Items from a figure collection
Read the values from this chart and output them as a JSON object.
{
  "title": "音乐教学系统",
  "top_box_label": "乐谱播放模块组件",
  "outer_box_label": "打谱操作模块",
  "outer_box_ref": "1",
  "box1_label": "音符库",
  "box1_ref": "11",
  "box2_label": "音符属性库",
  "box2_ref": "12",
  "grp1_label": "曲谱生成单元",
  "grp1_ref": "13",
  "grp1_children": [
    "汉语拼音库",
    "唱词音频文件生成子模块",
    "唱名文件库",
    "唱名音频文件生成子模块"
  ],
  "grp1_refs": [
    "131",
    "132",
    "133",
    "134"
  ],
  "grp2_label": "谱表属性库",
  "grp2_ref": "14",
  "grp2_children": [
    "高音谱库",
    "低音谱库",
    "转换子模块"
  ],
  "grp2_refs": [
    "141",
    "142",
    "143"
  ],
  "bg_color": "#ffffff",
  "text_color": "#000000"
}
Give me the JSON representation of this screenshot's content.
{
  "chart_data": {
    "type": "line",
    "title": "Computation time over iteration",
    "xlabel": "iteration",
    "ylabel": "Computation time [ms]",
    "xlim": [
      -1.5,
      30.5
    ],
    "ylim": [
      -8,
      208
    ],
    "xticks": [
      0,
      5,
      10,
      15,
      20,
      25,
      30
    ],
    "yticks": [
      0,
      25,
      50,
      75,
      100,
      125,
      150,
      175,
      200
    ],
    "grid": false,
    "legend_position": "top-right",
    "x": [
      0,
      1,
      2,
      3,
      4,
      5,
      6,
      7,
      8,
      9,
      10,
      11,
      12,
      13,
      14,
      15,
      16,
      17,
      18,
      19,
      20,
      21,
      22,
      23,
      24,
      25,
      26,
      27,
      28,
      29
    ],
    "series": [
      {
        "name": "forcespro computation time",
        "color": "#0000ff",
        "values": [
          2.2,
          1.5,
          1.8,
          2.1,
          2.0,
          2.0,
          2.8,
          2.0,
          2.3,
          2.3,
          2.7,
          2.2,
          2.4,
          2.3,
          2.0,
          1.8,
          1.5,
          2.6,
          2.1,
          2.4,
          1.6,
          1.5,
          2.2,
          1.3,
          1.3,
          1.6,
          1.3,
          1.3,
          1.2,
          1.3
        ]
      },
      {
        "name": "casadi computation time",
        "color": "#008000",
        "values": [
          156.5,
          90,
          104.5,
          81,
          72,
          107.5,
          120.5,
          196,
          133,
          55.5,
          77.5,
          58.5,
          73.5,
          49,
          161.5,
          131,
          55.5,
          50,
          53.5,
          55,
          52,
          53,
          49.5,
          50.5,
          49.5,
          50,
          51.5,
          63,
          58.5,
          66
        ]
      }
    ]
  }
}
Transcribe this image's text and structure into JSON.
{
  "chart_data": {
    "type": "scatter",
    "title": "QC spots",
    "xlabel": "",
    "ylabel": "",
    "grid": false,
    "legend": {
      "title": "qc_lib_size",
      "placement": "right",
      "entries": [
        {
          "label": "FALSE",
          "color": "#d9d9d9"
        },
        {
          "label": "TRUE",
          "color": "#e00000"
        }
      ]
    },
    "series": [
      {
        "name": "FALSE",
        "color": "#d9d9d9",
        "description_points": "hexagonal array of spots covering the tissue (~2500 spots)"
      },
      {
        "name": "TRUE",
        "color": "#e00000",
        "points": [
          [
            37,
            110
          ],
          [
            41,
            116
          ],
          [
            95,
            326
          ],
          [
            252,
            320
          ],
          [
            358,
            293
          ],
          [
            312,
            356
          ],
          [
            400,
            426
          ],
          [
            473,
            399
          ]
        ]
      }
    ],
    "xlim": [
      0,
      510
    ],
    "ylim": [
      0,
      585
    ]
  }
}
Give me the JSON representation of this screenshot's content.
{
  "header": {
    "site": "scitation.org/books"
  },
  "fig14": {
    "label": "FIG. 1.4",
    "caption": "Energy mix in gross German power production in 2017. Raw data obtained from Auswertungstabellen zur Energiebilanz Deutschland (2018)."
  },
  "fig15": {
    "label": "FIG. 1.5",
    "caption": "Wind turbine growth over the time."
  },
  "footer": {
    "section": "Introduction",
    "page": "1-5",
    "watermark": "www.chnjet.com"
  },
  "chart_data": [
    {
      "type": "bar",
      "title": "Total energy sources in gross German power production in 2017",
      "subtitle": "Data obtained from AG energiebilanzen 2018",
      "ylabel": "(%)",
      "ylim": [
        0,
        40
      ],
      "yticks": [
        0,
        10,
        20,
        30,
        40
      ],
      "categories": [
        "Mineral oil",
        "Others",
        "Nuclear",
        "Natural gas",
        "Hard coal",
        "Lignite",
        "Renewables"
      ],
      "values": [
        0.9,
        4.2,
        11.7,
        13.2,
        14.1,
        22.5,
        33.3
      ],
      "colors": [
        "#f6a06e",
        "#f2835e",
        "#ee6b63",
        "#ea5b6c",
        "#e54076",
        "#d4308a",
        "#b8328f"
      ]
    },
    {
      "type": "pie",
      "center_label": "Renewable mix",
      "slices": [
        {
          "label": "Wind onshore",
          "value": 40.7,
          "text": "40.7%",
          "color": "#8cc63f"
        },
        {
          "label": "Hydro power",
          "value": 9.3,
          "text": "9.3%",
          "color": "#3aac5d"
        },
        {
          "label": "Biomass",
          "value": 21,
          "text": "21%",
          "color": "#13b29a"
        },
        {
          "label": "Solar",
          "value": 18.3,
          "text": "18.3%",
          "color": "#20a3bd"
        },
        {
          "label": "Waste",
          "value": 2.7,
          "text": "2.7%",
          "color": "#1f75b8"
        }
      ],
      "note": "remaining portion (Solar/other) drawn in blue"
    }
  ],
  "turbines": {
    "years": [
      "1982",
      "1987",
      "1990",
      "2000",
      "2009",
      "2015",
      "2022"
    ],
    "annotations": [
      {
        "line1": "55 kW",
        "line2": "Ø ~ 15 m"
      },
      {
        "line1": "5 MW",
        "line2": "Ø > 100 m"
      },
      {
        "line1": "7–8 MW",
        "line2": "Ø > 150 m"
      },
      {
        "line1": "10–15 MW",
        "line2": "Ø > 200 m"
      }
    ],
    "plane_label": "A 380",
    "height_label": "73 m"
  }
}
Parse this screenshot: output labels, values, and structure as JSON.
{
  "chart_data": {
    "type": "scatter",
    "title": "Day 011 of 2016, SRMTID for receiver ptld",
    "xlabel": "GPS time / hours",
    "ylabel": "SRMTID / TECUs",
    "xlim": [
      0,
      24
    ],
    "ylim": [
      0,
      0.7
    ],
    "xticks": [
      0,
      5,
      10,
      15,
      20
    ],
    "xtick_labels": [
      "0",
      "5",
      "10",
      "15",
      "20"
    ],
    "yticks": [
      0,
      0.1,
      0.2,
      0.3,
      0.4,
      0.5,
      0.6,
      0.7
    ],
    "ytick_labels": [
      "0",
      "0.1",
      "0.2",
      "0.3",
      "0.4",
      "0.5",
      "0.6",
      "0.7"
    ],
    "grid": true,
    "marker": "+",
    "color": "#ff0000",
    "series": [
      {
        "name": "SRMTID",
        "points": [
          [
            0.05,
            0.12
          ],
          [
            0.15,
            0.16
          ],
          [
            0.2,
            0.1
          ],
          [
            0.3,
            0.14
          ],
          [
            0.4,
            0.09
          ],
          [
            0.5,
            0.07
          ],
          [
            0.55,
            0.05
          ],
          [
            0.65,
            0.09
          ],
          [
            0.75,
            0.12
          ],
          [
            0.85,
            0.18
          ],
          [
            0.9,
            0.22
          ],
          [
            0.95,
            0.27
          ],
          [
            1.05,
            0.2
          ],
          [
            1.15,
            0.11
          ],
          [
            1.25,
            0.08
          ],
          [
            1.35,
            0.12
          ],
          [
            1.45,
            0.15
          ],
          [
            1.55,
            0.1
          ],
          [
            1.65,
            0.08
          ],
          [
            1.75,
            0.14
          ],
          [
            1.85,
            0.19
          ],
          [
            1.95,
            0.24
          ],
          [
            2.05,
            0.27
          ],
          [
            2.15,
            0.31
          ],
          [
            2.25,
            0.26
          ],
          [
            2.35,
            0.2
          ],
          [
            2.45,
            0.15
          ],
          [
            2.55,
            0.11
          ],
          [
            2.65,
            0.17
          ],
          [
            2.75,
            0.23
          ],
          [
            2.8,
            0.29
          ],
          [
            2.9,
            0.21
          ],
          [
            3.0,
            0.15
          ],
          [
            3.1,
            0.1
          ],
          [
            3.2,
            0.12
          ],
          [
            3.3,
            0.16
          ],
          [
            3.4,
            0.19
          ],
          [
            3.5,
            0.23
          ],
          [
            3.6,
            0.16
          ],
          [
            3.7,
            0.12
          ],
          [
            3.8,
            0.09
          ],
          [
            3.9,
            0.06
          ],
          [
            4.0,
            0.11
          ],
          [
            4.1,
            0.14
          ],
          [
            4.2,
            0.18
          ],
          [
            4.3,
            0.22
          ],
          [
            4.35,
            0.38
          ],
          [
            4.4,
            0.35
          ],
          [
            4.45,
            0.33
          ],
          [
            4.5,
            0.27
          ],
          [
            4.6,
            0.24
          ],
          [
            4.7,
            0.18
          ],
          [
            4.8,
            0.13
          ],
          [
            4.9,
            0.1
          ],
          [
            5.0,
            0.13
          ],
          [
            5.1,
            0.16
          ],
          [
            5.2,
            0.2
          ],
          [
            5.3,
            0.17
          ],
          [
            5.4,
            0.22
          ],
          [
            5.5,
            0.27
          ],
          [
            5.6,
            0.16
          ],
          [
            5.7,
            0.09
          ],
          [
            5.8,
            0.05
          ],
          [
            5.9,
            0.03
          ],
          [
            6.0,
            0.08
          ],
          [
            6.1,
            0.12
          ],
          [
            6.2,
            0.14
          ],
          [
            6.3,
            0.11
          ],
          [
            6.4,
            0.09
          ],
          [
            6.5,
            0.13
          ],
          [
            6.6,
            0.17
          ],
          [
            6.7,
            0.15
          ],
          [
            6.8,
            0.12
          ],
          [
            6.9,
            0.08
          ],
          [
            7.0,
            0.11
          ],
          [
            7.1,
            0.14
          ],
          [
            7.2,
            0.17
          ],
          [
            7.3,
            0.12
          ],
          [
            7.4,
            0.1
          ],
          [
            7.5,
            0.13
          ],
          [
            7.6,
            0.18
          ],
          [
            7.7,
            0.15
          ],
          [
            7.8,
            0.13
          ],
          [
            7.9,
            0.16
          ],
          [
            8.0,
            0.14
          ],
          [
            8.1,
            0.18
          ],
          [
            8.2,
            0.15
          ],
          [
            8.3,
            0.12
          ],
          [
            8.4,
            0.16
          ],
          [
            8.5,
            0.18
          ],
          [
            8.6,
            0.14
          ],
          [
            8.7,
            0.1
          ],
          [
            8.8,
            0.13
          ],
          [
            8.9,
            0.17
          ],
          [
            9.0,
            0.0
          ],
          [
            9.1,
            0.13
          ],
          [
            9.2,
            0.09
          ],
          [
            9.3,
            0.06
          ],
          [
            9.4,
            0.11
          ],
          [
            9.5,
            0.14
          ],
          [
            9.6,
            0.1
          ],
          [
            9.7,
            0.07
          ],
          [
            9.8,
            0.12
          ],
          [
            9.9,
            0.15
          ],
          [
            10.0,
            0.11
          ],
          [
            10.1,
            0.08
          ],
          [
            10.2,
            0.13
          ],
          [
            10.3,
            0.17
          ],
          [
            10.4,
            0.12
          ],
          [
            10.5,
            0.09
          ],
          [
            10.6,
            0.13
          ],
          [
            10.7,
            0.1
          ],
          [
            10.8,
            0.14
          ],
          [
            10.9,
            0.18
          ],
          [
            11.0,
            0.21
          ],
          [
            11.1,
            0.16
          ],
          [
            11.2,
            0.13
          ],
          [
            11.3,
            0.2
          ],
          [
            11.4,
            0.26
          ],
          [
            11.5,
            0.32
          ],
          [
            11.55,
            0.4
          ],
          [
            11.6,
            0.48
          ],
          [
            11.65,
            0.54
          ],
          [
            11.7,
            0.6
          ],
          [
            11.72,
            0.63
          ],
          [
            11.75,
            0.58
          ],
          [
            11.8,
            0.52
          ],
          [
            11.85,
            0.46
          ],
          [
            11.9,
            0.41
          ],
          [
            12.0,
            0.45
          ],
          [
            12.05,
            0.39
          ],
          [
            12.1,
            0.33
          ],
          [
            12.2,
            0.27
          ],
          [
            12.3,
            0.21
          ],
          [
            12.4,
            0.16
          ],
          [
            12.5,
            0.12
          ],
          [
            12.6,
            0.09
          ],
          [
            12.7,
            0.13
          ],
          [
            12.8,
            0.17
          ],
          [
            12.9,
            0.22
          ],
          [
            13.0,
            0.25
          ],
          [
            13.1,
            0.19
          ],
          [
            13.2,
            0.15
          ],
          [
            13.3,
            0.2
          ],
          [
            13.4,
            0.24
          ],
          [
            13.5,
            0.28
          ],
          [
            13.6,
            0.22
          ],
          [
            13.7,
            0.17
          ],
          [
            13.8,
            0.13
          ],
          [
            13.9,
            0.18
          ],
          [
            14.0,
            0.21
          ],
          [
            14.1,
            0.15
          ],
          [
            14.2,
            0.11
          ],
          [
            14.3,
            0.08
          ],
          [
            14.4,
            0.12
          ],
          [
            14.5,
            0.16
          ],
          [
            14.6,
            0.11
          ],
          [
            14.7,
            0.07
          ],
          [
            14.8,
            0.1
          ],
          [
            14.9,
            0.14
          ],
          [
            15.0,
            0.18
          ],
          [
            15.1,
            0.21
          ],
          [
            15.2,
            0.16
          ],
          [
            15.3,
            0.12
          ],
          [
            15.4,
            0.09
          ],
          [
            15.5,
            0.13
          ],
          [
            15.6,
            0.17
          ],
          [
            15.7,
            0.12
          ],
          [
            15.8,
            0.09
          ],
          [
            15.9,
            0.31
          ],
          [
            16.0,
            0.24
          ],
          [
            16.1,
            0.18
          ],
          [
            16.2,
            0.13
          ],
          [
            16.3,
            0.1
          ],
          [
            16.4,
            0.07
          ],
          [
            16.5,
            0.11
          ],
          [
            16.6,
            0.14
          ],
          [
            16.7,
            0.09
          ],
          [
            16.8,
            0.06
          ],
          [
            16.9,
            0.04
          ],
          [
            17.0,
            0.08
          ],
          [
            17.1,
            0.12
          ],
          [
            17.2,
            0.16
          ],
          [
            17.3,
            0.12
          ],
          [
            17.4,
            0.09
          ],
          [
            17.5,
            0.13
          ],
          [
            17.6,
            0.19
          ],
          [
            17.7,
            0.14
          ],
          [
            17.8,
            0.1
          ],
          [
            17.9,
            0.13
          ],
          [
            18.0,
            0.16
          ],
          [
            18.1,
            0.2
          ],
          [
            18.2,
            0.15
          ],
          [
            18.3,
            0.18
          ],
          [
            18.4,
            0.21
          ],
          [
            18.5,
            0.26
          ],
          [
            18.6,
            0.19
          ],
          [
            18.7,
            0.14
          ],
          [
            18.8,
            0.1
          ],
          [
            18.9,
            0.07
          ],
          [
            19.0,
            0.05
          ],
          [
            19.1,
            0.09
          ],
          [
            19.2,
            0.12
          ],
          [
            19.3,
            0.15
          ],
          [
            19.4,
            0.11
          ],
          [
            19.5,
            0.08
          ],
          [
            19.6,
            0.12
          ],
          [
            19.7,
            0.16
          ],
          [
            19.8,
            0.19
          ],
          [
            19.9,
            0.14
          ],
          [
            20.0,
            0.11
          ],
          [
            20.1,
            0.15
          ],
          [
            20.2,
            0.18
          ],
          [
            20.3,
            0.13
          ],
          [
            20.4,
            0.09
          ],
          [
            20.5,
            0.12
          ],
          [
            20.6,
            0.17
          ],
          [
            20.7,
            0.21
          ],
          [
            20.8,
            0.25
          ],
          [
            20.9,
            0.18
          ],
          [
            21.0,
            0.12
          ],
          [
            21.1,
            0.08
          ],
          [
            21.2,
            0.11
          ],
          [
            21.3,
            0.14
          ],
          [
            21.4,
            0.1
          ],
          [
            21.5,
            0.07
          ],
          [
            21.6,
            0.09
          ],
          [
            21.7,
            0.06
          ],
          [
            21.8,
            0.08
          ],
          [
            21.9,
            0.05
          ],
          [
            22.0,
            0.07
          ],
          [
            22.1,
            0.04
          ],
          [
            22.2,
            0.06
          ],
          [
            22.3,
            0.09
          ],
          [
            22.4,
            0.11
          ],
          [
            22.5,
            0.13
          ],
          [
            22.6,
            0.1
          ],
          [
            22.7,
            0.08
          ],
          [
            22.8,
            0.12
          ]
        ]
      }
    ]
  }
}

Goal — Find the lines with the string "German" and reproduce them.

In response —
    "caption": "Energy mix in gross German power production in 2017. Raw data obtained from Auswertungstabellen zur Energiebilanz Deutschland (2018)."
      "title": "Total energy sources in gross German power production in 2017",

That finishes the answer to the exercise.